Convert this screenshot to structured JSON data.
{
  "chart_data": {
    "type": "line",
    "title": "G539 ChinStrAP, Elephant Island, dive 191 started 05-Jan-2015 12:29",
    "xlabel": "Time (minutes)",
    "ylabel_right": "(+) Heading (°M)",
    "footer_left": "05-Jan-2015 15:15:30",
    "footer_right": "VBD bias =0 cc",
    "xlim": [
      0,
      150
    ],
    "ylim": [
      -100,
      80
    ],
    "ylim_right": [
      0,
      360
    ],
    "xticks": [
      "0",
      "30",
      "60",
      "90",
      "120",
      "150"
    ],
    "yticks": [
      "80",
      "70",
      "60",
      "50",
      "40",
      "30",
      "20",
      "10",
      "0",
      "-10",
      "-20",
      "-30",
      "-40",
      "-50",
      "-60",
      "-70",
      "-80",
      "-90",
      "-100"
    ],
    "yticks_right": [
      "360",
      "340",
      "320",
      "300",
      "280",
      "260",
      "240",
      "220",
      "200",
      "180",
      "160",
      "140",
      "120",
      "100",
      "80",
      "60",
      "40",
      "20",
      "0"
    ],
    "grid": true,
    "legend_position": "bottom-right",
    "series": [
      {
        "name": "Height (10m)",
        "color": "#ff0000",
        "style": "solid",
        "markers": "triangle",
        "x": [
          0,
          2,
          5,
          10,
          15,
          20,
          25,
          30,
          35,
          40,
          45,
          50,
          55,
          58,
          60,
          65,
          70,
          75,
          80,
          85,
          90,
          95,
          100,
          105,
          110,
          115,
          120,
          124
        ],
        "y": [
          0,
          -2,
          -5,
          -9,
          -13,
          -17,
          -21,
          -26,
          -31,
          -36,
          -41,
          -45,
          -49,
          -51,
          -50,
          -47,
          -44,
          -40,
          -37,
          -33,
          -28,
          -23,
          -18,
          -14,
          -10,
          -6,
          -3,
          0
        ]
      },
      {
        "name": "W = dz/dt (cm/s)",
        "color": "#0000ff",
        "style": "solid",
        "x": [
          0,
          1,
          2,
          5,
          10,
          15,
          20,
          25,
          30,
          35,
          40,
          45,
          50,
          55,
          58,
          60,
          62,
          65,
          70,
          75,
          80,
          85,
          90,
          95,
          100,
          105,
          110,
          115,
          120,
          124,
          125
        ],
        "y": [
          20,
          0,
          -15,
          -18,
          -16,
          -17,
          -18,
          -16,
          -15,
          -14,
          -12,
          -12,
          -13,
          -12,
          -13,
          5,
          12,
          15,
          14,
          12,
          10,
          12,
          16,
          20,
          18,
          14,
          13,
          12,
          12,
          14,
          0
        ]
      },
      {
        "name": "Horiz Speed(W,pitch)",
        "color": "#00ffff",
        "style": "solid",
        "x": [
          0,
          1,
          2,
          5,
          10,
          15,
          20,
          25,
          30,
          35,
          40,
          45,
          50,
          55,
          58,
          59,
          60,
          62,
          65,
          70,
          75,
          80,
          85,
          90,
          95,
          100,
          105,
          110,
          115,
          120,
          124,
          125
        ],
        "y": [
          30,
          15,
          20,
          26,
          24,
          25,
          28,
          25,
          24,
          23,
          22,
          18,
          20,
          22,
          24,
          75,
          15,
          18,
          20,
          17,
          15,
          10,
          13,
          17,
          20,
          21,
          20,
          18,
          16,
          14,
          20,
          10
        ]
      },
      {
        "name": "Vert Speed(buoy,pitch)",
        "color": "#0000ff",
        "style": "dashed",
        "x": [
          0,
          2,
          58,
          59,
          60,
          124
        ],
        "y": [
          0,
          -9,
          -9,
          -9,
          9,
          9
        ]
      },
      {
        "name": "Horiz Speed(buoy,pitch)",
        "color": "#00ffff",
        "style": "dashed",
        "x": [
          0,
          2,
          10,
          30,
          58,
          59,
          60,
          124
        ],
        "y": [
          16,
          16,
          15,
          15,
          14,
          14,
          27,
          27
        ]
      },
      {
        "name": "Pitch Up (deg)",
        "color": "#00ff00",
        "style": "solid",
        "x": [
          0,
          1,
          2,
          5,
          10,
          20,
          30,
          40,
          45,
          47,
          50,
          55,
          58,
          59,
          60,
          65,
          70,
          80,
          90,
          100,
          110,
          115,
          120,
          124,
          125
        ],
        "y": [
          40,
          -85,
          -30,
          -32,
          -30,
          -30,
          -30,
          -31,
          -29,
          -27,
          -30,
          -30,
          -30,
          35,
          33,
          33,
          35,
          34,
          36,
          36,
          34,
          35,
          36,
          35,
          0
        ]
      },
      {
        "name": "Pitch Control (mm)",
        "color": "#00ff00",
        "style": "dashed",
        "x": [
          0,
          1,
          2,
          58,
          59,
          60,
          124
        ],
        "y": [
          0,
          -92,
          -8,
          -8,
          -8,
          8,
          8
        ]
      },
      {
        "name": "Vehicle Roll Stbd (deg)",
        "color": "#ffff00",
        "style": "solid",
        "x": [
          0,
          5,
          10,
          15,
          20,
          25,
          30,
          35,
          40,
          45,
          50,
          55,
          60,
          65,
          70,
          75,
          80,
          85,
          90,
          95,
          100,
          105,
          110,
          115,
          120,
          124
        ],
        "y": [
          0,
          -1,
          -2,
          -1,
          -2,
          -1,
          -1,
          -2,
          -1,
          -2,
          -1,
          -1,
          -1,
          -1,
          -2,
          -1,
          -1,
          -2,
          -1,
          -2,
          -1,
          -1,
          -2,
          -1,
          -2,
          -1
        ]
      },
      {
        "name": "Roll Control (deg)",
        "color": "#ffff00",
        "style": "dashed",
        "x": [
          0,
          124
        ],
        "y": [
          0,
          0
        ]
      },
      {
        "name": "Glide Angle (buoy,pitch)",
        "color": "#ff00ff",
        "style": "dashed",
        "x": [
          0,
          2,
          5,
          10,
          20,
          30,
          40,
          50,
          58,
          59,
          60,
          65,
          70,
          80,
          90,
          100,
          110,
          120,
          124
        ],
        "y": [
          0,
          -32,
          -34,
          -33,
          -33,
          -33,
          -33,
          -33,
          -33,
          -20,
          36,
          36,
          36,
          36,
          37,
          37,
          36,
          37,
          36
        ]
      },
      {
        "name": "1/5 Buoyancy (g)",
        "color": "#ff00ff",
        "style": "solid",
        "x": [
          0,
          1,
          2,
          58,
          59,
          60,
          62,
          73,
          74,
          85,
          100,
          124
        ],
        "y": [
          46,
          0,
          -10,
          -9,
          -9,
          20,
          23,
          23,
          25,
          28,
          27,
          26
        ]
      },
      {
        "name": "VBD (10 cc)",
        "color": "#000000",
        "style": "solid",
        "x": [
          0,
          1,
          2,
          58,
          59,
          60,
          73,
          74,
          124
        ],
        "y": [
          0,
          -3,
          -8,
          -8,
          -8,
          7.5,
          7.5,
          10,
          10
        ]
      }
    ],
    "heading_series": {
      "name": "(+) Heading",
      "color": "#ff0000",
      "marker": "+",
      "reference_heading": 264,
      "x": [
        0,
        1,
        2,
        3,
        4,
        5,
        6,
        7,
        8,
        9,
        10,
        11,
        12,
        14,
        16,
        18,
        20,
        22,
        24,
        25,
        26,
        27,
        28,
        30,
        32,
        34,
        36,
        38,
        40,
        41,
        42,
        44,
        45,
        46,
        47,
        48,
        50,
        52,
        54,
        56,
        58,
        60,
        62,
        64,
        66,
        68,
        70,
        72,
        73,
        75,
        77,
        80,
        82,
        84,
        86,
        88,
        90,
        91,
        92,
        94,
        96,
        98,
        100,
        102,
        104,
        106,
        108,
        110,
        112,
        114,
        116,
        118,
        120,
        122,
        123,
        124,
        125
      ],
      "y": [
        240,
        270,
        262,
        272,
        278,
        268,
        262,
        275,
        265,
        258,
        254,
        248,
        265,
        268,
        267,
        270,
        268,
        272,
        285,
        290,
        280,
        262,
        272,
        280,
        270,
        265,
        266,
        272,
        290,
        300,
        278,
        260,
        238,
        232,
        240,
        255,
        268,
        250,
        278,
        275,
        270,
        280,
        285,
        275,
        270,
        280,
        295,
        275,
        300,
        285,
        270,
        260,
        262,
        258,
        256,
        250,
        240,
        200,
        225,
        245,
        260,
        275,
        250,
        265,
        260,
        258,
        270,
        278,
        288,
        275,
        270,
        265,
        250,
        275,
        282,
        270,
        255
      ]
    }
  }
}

### What the task requires:
Determine how many lines of the listing above hold the word "Speed". Report that number without anything else.

### Exercise result:
3